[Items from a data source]
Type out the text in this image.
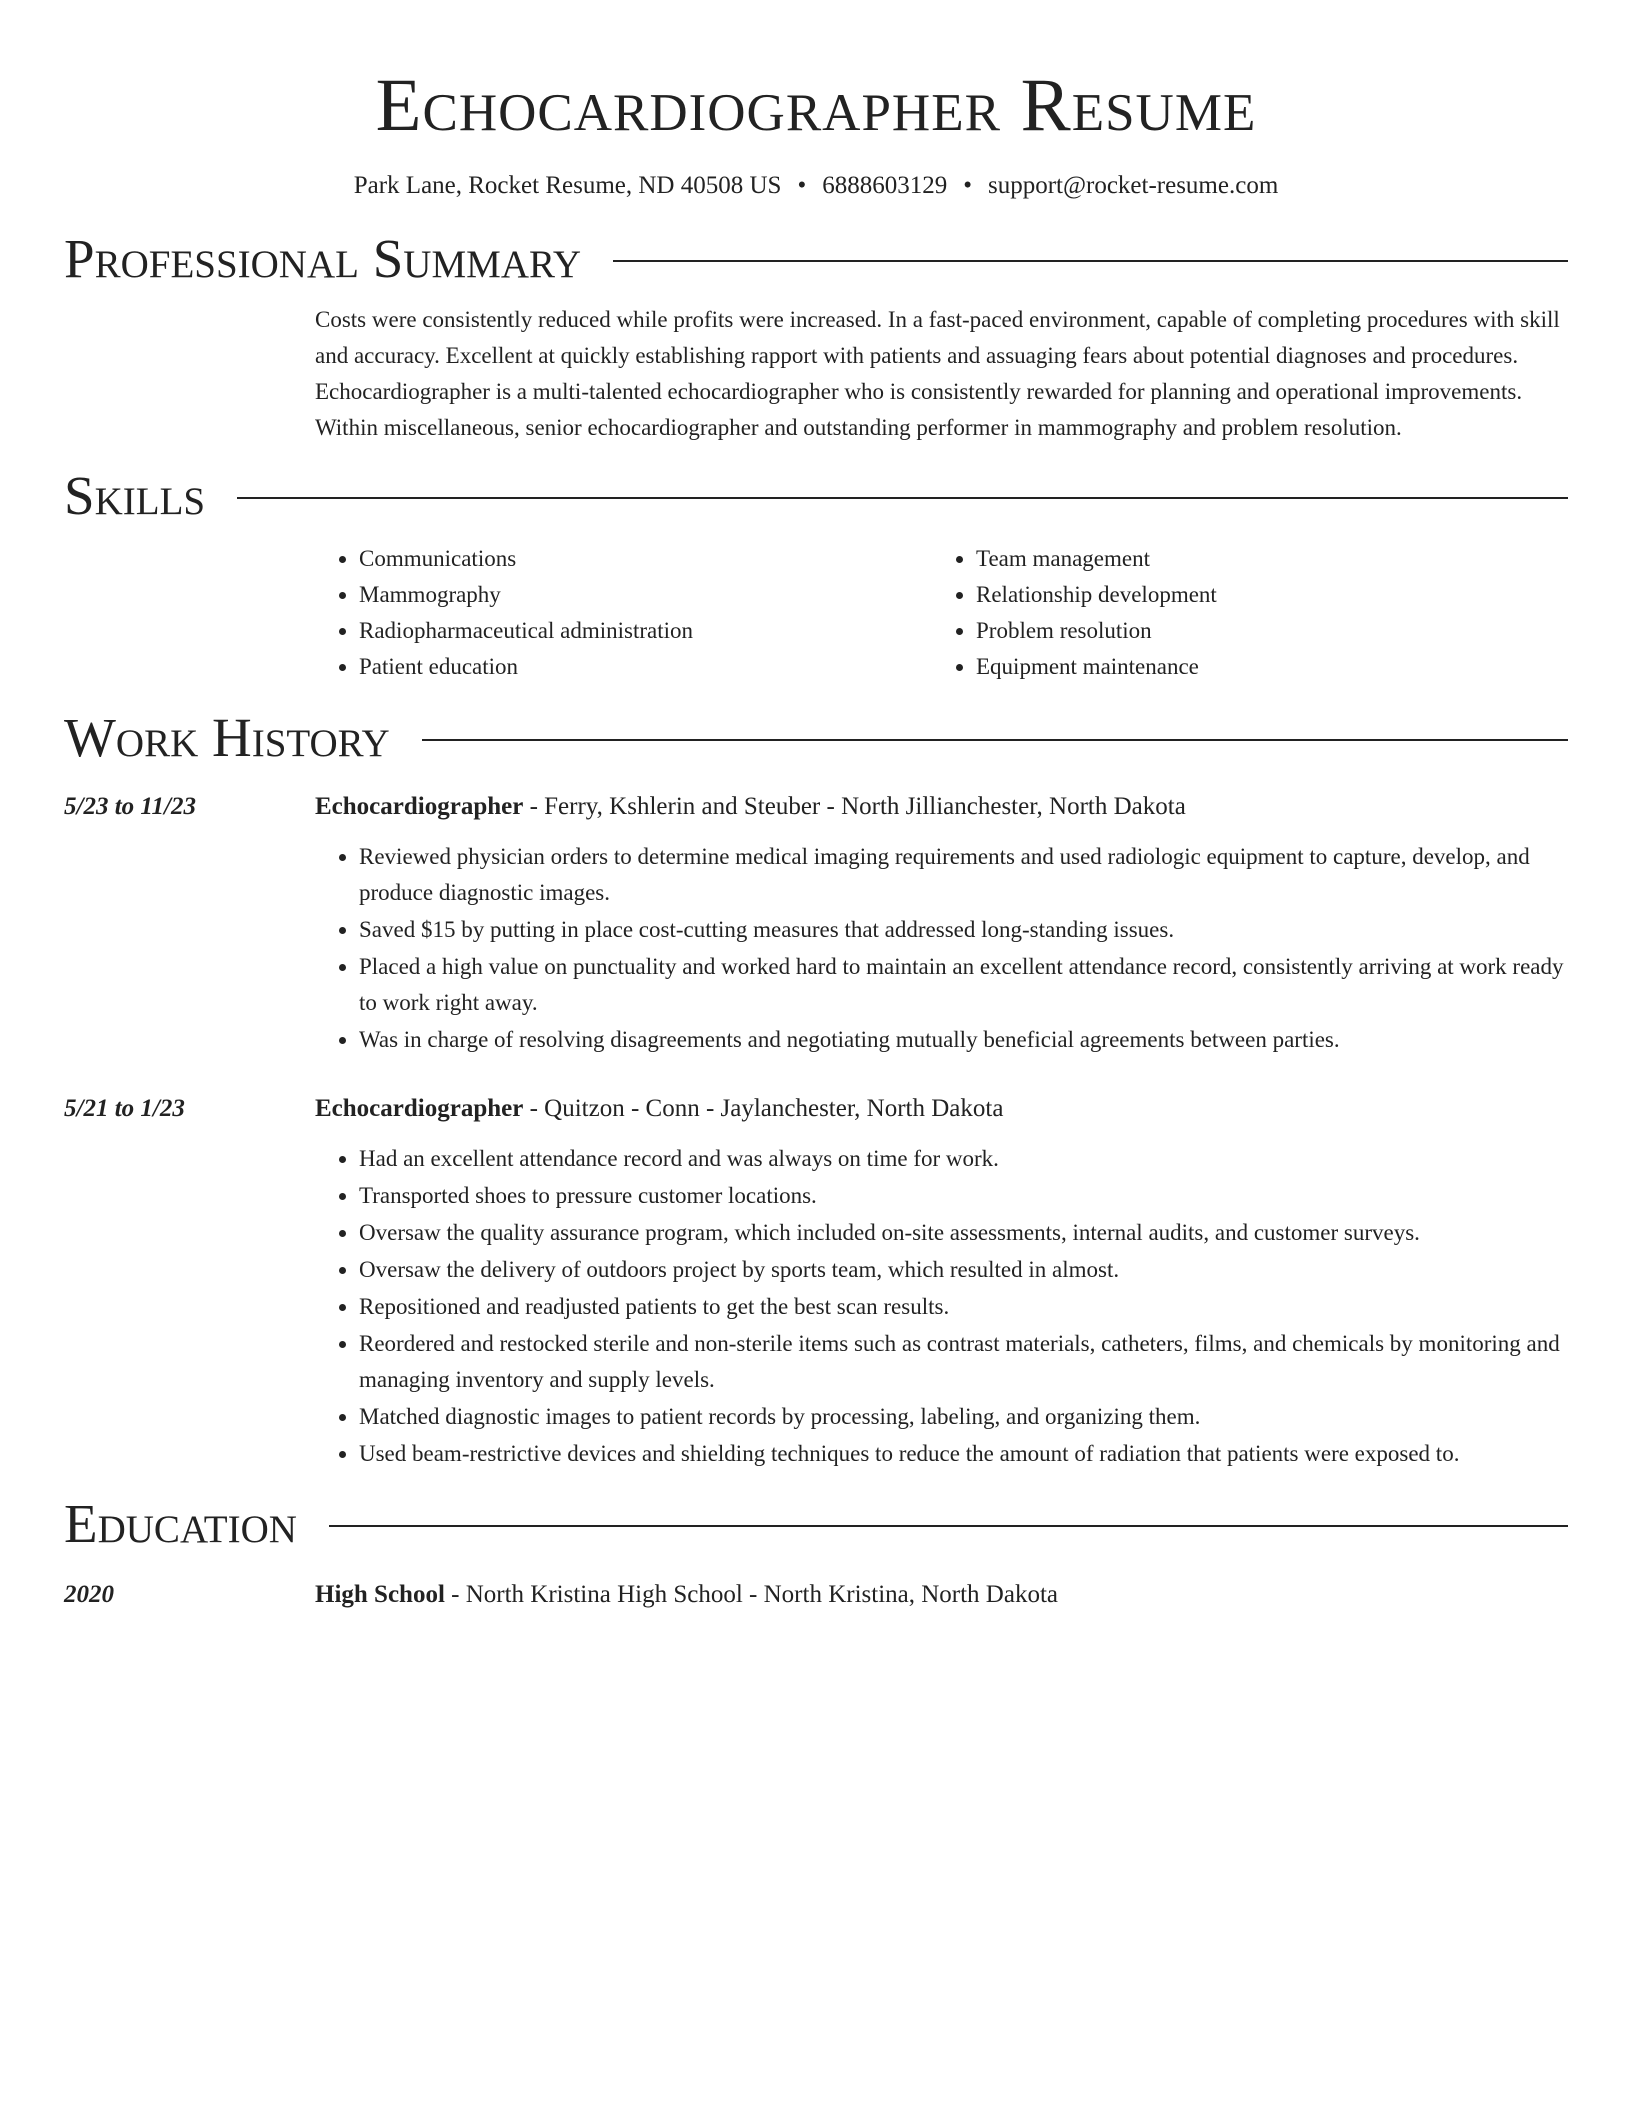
Echocardiographer Resume
Park Lane, Rocket Resume, ND 40508 US • 6888603129 • support@rocket-resume.com
Professional Summary

Costs were consistently reduced while profits were increased. In a fast-paced environment, capable of completing procedures with skill and accuracy. Excellent at quickly establishing rapport with patients and assuaging fears about potential diagnoses and procedures. Echocardiographer is a multi-talented echocardiographer who is consistently rewarded for planning and operational improvements. Within miscellaneous, senior echocardiographer and outstanding performer in mammography and problem resolution.

Skills
• Communications
• Mammography
• Radiopharmaceutical administration
• Patient education
• Team management
• Relationship development
• Problem resolution
• Equipment maintenance
Work History
5/23 to 11/23	Echocardiographer - Ferry, Kshlerin and Steuber - North Jillianchester, North Dakota
• Reviewed physician orders to determine medical imaging requirements and used radiologic equipment to capture, develop, and produce diagnostic images.
• Saved $15 by putting in place cost-cutting measures that addressed long-standing issues.
• Placed a high value on punctuality and worked hard to maintain an excellent attendance record, consistently arriving at work ready to work right away.
• Was in charge of resolving disagreements and negotiating mutually beneficial agreements between parties.
5/21 to 1/23	Echocardiographer - Quitzon - Conn - Jaylanchester, North Dakota
• Had an excellent attendance record and was always on time for work.
• Transported shoes to pressure customer locations.
• Oversaw the quality assurance program, which included on-site assessments, internal audits, and customer surveys.
• Oversaw the delivery of outdoors project by sports team, which resulted in almost.
• Repositioned and readjusted patients to get the best scan results.
• Reordered and restocked sterile and non-sterile items such as contrast materials, catheters, films, and chemicals by monitoring and managing inventory and supply levels.
• Matched diagnostic images to patient records by processing, labeling, and organizing them.
• Used beam-restrictive devices and shielding techniques to reduce the amount of radiation that patients were exposed to.
Education
2020	High School - North Kristina High School - North Kristina, North Dakota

### Task
Going over every line of the entries, tally those containing the string "attendance" and report only the figure.

### Solution to this exercise
2